* EXERCISE INSTRUCTIONS:
Print out the entries below with no edits.

(Data items)
*****

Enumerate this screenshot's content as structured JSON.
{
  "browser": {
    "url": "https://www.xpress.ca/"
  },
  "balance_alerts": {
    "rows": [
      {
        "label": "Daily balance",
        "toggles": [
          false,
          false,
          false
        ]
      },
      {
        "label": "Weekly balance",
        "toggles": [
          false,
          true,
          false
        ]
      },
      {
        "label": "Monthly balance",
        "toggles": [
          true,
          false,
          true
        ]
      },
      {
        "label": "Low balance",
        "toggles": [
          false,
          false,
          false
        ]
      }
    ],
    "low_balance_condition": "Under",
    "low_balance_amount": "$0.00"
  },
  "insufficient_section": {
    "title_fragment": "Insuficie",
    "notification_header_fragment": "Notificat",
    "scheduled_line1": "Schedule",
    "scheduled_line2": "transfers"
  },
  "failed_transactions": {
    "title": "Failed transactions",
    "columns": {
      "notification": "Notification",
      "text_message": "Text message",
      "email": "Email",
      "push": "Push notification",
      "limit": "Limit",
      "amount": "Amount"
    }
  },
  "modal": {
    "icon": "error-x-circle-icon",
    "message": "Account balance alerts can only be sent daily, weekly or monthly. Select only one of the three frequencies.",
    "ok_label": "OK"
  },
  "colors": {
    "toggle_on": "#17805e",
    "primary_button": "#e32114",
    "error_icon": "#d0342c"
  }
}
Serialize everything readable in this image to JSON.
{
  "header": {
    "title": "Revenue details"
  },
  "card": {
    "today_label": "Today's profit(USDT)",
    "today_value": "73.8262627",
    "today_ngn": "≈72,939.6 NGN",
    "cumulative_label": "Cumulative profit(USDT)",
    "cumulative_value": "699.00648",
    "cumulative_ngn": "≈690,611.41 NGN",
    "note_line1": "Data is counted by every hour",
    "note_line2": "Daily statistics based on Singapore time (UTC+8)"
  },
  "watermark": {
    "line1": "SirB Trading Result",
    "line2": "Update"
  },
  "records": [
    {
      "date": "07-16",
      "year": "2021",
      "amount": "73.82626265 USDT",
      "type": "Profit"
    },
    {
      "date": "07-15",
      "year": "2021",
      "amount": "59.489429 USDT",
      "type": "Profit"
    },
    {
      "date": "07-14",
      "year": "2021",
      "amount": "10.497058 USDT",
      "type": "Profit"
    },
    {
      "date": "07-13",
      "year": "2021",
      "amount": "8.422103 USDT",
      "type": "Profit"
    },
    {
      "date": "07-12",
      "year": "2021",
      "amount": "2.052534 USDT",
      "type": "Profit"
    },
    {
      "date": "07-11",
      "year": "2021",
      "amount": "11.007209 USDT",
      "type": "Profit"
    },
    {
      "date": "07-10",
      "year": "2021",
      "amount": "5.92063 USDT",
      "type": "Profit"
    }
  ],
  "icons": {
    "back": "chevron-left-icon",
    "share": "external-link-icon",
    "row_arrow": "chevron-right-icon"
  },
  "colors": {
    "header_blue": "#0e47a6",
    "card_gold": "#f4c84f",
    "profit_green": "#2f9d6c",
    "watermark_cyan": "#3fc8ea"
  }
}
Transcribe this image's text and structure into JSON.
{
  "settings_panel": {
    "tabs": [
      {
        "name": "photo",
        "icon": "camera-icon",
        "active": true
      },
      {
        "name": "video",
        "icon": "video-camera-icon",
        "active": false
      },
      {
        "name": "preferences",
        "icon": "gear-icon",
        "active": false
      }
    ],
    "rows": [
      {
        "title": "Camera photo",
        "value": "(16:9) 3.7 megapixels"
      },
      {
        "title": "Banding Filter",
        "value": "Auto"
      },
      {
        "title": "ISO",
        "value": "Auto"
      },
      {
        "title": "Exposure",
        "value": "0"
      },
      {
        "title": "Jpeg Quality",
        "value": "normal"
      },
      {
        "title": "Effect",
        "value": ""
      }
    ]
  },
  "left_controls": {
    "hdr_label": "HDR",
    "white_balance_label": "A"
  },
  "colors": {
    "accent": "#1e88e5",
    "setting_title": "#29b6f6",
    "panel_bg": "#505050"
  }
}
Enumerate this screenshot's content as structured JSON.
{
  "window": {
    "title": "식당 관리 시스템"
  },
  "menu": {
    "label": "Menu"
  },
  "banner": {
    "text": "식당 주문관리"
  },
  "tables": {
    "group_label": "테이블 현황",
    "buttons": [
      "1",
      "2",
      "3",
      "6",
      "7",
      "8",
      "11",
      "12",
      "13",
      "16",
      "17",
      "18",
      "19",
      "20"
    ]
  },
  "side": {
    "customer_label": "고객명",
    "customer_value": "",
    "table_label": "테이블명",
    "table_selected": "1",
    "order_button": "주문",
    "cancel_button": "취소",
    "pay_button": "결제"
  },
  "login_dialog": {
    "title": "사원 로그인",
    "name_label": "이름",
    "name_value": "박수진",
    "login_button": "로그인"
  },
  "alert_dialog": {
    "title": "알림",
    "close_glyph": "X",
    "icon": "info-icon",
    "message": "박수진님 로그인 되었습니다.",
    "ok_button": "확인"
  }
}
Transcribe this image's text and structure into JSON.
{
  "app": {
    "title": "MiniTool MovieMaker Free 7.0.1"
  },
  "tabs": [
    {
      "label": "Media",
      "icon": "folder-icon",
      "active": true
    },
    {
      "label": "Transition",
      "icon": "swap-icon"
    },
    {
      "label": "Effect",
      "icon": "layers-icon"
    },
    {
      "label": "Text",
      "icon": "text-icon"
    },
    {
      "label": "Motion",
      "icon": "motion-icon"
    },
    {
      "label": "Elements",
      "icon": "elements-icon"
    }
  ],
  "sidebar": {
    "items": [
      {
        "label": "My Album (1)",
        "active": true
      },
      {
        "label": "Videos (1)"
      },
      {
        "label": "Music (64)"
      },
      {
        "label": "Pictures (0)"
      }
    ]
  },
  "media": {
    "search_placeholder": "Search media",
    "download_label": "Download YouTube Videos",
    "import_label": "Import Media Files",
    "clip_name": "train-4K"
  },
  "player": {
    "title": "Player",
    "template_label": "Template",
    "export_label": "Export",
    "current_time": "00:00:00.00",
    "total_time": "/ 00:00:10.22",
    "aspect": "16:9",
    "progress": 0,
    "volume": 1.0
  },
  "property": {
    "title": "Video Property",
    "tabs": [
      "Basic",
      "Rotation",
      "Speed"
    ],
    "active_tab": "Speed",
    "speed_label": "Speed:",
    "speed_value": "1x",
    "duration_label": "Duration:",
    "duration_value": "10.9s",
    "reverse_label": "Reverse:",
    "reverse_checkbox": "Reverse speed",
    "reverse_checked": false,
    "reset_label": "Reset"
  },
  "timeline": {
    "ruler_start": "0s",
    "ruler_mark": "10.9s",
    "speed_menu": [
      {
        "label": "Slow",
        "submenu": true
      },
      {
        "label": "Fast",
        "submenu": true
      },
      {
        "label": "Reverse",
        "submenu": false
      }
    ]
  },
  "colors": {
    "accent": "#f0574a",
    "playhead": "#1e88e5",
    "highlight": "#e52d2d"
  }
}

*****

* OUTPUT FOR THIS TASK:
Enumerate this screenshot's content as structured JSON.
{
  "browser": {
    "url": "https://www.xpress.ca/"
  },
  "balance_alerts": {
    "rows": [
      {
        "label": "Daily balance",
        "toggles": [
          false,
          false,
          false
        ]
      },
      {
        "label": "Weekly balance",
        "toggles": [
          false,
          true,
          false
        ]
      },
      {
        "label": "Monthly balance",
        "toggles": [
          true,
          false,
          true
        ]
      },
      {
        "label": "Low balance",
        "toggles": [
          false,
          false,
          false
        ]
      }
    ],
    "low_balance_condition": "Under",
    "low_balance_amount": "$0.00"
  },
  "insufficient_section": {
    "title_fragment": "Insuficie",
    "notification_header_fragment": "Notificat",
    "scheduled_line1": "Schedule",
    "scheduled_line2": "transfers"
  },
  "failed_transactions": {
    "title": "Failed transactions",
    "columns": {
      "notification": "Notification",
      "text_message": "Text message",
      "email": "Email",
      "push": "Push notification",
      "limit": "Limit",
      "amount": "Amount"
    }
  },
  "modal": {
    "icon": "error-x-circle-icon",
    "message": "Account balance alerts can only be sent daily, weekly or monthly. Select only one of the three frequencies.",
    "ok_label": "OK"
  },
  "colors": {
    "toggle_on": "#17805e",
    "primary_button": "#e32114",
    "error_icon": "#d0342c"
  }
}
Serialize everything readable in this image to JSON.
{
  "header": {
    "title": "Revenue details"
  },
  "card": {
    "today_label": "Today's profit(USDT)",
    "today_value": "73.8262627",
    "today_ngn": "≈72,939.6 NGN",
    "cumulative_label": "Cumulative profit(USDT)",
    "cumulative_value": "699.00648",
    "cumulative_ngn": "≈690,611.41 NGN",
    "note_line1": "Data is counted by every hour",
    "note_line2": "Daily statistics based on Singapore time (UTC+8)"
  },
  "watermark": {
    "line1": "SirB Trading Result",
    "line2": "Update"
  },
  "records": [
    {
      "date": "07-16",
      "year": "2021",
      "amount": "73.82626265 USDT",
      "type": "Profit"
    },
    {
      "date": "07-15",
      "year": "2021",
      "amount": "59.489429 USDT",
      "type": "Profit"
    },
    {
      "date": "07-14",
      "year": "2021",
      "amount": "10.497058 USDT",
      "type": "Profit"
    },
    {
      "date": "07-13",
      "year": "2021",
      "amount": "8.422103 USDT",
      "type": "Profit"
    },
    {
      "date": "07-12",
      "year": "2021",
      "amount": "2.052534 USDT",
      "type": "Profit"
    },
    {
      "date": "07-11",
      "year": "2021",
      "amount": "11.007209 USDT",
      "type": "Profit"
    },
    {
      "date": "07-10",
      "year": "2021",
      "amount": "5.92063 USDT",
      "type": "Profit"
    }
  ],
  "icons": {
    "back": "chevron-left-icon",
    "share": "external-link-icon",
    "row_arrow": "chevron-right-icon"
  },
  "colors": {
    "header_blue": "#0e47a6",
    "card_gold": "#f4c84f",
    "profit_green": "#2f9d6c",
    "watermark_cyan": "#3fc8ea"
  }
}
Transcribe this image's text and structure into JSON.
{
  "settings_panel": {
    "tabs": [
      {
        "name": "photo",
        "icon": "camera-icon",
        "active": true
      },
      {
        "name": "video",
        "icon": "video-camera-icon",
        "active": false
      },
      {
        "name": "preferences",
        "icon": "gear-icon",
        "active": false
      }
    ],
    "rows": [
      {
        "title": "Camera photo",
        "value": "(16:9) 3.7 megapixels"
      },
      {
        "title": "Banding Filter",
        "value": "Auto"
      },
      {
        "title": "ISO",
        "value": "Auto"
      },
      {
        "title": "Exposure",
        "value": "0"
      },
      {
        "title": "Jpeg Quality",
        "value": "normal"
      },
      {
        "title": "Effect",
        "value": ""
      }
    ]
  },
  "left_controls": {
    "hdr_label": "HDR",
    "white_balance_label": "A"
  },
  "colors": {
    "accent": "#1e88e5",
    "setting_title": "#29b6f6",
    "panel_bg": "#505050"
  }
}
Enumerate this screenshot's content as structured JSON.
{
  "window": {
    "title": "식당 관리 시스템"
  },
  "menu": {
    "label": "Menu"
  },
  "banner": {
    "text": "식당 주문관리"
  },
  "tables": {
    "group_label": "테이블 현황",
    "buttons": [
      "1",
      "2",
      "3",
      "6",
      "7",
      "8",
      "11",
      "12",
      "13",
      "16",
      "17",
      "18",
      "19",
      "20"
    ]
  },
  "side": {
    "customer_label": "고객명",
    "customer_value": "",
    "table_label": "테이블명",
    "table_selected": "1",
    "order_button": "주문",
    "cancel_button": "취소",
    "pay_button": "결제"
  },
  "login_dialog": {
    "title": "사원 로그인",
    "name_label": "이름",
    "name_value": "박수진",
    "login_button": "로그인"
  },
  "alert_dialog": {
    "title": "알림",
    "close_glyph": "X",
    "icon": "info-icon",
    "message": "박수진님 로그인 되었습니다.",
    "ok_button": "확인"
  }
}
Transcribe this image's text and structure into JSON.
{
  "app": {
    "title": "MiniTool MovieMaker Free 7.0.1"
  },
  "tabs": [
    {
      "label": "Media",
      "icon": "folder-icon",
      "active": true
    },
    {
      "label": "Transition",
      "icon": "swap-icon"
    },
    {
      "label": "Effect",
      "icon": "layers-icon"
    },
    {
      "label": "Text",
      "icon": "text-icon"
    },
    {
      "label": "Motion",
      "icon": "motion-icon"
    },
    {
      "label": "Elements",
      "icon": "elements-icon"
    }
  ],
  "sidebar": {
    "items": [
      {
        "label": "My Album (1)",
        "active": true
      },
      {
        "label": "Videos (1)"
      },
      {
        "label": "Music (64)"
      },
      {
        "label": "Pictures (0)"
      }
    ]
  },
  "media": {
    "search_placeholder": "Search media",
    "download_label": "Download YouTube Videos",
    "import_label": "Import Media Files",
    "clip_name": "train-4K"
  },
  "player": {
    "title": "Player",
    "template_label": "Template",
    "export_label": "Export",
    "current_time": "00:00:00.00",
    "total_time": "/ 00:00:10.22",
    "aspect": "16:9",
    "progress": 0,
    "volume": 1.0
  },
  "property": {
    "title": "Video Property",
    "tabs": [
      "Basic",
      "Rotation",
      "Speed"
    ],
    "active_tab": "Speed",
    "speed_label": "Speed:",
    "speed_value": "1x",
    "duration_label": "Duration:",
    "duration_value": "10.9s",
    "reverse_label": "Reverse:",
    "reverse_checkbox": "Reverse speed",
    "reverse_checked": false,
    "reset_label": "Reset"
  },
  "timeline": {
    "ruler_start": "0s",
    "ruler_mark": "10.9s",
    "speed_menu": [
      {
        "label": "Slow",
        "submenu": true
      },
      {
        "label": "Fast",
        "submenu": true
      },
      {
        "label": "Reverse",
        "submenu": false
      }
    ]
  },
  "colors": {
    "accent": "#f0574a",
    "playhead": "#1e88e5",
    "highlight": "#e52d2d"
  }
}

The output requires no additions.